▶ **Short task**: Repeat all of the data precisely.

----- Records provided

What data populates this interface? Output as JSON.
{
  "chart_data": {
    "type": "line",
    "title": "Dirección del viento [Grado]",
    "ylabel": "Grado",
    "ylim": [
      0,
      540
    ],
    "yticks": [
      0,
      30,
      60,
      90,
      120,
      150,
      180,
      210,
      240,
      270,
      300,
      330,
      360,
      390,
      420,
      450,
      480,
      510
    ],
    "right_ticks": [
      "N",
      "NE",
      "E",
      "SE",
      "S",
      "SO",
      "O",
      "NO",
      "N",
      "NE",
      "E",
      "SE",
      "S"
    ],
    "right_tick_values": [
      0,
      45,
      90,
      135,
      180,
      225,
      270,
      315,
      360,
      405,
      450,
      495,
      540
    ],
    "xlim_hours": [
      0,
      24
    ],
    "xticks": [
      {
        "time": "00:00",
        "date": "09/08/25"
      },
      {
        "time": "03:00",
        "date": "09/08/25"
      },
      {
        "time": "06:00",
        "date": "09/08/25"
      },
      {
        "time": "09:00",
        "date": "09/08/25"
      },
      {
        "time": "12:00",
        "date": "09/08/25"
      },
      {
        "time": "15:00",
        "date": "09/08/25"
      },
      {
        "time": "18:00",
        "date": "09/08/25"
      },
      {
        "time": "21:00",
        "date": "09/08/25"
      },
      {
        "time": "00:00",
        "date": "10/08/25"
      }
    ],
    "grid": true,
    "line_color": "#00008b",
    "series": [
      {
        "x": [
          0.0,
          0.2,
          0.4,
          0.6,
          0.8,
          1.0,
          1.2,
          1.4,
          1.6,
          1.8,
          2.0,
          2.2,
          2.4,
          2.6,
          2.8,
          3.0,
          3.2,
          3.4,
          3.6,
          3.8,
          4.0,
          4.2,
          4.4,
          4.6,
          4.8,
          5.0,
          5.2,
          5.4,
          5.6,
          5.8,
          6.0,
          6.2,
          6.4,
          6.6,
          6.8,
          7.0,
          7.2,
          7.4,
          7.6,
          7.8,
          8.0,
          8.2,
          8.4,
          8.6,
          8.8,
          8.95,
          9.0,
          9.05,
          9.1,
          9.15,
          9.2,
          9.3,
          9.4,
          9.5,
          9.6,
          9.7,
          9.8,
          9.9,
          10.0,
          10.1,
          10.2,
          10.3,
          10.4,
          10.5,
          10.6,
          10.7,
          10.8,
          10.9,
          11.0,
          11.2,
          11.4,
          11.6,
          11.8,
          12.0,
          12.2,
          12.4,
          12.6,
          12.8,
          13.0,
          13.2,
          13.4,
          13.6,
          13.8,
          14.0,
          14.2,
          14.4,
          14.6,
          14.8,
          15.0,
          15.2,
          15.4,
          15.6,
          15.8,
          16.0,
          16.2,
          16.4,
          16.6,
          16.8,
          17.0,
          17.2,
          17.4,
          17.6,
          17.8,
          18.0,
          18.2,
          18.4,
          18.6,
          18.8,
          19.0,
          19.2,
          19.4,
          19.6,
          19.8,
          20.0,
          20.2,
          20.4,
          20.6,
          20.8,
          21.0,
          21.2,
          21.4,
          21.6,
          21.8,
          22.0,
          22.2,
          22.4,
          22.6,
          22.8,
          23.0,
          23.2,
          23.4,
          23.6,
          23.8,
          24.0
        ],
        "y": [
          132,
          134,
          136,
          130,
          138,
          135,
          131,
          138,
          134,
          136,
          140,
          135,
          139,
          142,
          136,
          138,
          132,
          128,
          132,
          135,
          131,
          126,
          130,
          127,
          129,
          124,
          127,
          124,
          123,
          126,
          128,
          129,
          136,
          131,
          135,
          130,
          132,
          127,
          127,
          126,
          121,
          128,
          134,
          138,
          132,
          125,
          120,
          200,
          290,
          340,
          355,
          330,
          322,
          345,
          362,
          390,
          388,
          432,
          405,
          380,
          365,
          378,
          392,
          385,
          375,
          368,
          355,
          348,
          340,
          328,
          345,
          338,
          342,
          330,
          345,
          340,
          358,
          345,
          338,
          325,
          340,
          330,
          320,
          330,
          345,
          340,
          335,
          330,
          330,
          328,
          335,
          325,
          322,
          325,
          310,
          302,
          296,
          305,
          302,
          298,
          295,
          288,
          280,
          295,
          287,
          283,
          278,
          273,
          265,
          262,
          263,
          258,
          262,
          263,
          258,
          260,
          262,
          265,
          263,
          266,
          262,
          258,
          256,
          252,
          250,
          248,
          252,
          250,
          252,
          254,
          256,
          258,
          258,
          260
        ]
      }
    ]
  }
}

----------

▶ **Correct answer**:
What data populates this interface? Output as JSON.
{
  "chart_data": {
    "type": "line",
    "title": "Dirección del viento [Grado]",
    "ylabel": "Grado",
    "ylim": [
      0,
      540
    ],
    "yticks": [
      0,
      30,
      60,
      90,
      120,
      150,
      180,
      210,
      240,
      270,
      300,
      330,
      360,
      390,
      420,
      450,
      480,
      510
    ],
    "right_ticks": [
      "N",
      "NE",
      "E",
      "SE",
      "S",
      "SO",
      "O",
      "NO",
      "N",
      "NE",
      "E",
      "SE",
      "S"
    ],
    "right_tick_values": [
      0,
      45,
      90,
      135,
      180,
      225,
      270,
      315,
      360,
      405,
      450,
      495,
      540
    ],
    "xlim_hours": [
      0,
      24
    ],
    "xticks": [
      {
        "time": "00:00",
        "date": "09/08/25"
      },
      {
        "time": "03:00",
        "date": "09/08/25"
      },
      {
        "time": "06:00",
        "date": "09/08/25"
      },
      {
        "time": "09:00",
        "date": "09/08/25"
      },
      {
        "time": "12:00",
        "date": "09/08/25"
      },
      {
        "time": "15:00",
        "date": "09/08/25"
      },
      {
        "time": "18:00",
        "date": "09/08/25"
      },
      {
        "time": "21:00",
        "date": "09/08/25"
      },
      {
        "time": "00:00",
        "date": "10/08/25"
      }
    ],
    "grid": true,
    "line_color": "#00008b",
    "series": [
      {
        "x": [
          0.0,
          0.2,
          0.4,
          0.6,
          0.8,
          1.0,
          1.2,
          1.4,
          1.6,
          1.8,
          2.0,
          2.2,
          2.4,
          2.6,
          2.8,
          3.0,
          3.2,
          3.4,
          3.6,
          3.8,
          4.0,
          4.2,
          4.4,
          4.6,
          4.8,
          5.0,
          5.2,
          5.4,
          5.6,
          5.8,
          6.0,
          6.2,
          6.4,
          6.6,
          6.8,
          7.0,
          7.2,
          7.4,
          7.6,
          7.8,
          8.0,
          8.2,
          8.4,
          8.6,
          8.8,
          8.95,
          9.0,
          9.05,
          9.1,
          9.15,
          9.2,
          9.3,
          9.4,
          9.5,
          9.6,
          9.7,
          9.8,
          9.9,
          10.0,
          10.1,
          10.2,
          10.3,
          10.4,
          10.5,
          10.6,
          10.7,
          10.8,
          10.9,
          11.0,
          11.2,
          11.4,
          11.6,
          11.8,
          12.0,
          12.2,
          12.4,
          12.6,
          12.8,
          13.0,
          13.2,
          13.4,
          13.6,
          13.8,
          14.0,
          14.2,
          14.4,
          14.6,
          14.8,
          15.0,
          15.2,
          15.4,
          15.6,
          15.8,
          16.0,
          16.2,
          16.4,
          16.6,
          16.8,
          17.0,
          17.2,
          17.4,
          17.6,
          17.8,
          18.0,
          18.2,
          18.4,
          18.6,
          18.8,
          19.0,
          19.2,
          19.4,
          19.6,
          19.8,
          20.0,
          20.2,
          20.4,
          20.6,
          20.8,
          21.0,
          21.2,
          21.4,
          21.6,
          21.8,
          22.0,
          22.2,
          22.4,
          22.6,
          22.8,
          23.0,
          23.2,
          23.4,
          23.6,
          23.8,
          24.0
        ],
        "y": [
          132,
          134,
          136,
          130,
          138,
          135,
          131,
          138,
          134,
          136,
          140,
          135,
          139,
          142,
          136,
          138,
          132,
          128,
          132,
          135,
          131,
          126,
          130,
          127,
          129,
          124,
          127,
          124,
          123,
          126,
          128,
          129,
          136,
          131,
          135,
          130,
          132,
          127,
          127,
          126,
          121,
          128,
          134,
          138,
          132,
          125,
          120,
          200,
          290,
          340,
          355,
          330,
          322,
          345,
          362,
          390,
          388,
          432,
          405,
          380,
          365,
          378,
          392,
          385,
          375,
          368,
          355,
          348,
          340,
          328,
          345,
          338,
          342,
          330,
          345,
          340,
          358,
          345,
          338,
          325,
          340,
          330,
          320,
          330,
          345,
          340,
          335,
          330,
          330,
          328,
          335,
          325,
          322,
          325,
          310,
          302,
          296,
          305,
          302,
          298,
          295,
          288,
          280,
          295,
          287,
          283,
          278,
          273,
          265,
          262,
          263,
          258,
          262,
          263,
          258,
          260,
          262,
          265,
          263,
          266,
          262,
          258,
          256,
          252,
          250,
          248,
          252,
          250,
          252,
          254,
          256,
          258,
          258,
          260
        ]
      }
    ]
  }
}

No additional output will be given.